-- start of Material to process --
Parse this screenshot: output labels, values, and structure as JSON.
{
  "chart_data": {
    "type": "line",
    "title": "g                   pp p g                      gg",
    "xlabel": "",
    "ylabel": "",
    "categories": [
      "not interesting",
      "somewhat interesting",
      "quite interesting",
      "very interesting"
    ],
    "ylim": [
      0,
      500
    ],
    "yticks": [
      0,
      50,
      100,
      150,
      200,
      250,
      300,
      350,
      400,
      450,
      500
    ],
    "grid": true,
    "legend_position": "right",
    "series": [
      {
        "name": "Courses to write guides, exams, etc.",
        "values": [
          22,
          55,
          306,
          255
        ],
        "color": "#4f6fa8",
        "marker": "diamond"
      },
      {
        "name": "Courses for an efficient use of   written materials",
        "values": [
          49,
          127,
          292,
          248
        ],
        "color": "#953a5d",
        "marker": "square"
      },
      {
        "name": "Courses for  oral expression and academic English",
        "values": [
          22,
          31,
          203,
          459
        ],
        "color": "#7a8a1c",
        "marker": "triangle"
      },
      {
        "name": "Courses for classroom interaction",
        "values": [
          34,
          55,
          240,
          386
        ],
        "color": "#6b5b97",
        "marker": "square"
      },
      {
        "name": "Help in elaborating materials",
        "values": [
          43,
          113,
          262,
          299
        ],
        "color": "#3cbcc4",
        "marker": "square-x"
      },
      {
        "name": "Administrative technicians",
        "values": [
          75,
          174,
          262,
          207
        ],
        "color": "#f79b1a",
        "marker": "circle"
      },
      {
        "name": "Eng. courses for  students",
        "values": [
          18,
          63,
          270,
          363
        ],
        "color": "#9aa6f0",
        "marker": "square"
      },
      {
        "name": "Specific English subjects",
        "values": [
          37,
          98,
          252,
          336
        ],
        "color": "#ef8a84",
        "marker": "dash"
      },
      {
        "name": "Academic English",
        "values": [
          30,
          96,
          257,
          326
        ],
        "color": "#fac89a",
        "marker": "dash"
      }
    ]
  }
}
-- end of Material to process --
#### Required work:
Look through the records and gather every line containing "color".

#### Answer below:
        "color": "#4f6fa8",
        "color": "#953a5d",
        "color": "#7a8a1c",
        "color": "#6b5b97",
        "color": "#3cbcc4",
        "color": "#f79b1a",
        "color": "#9aa6f0",
        "color": "#ef8a84",
        "color": "#fac89a",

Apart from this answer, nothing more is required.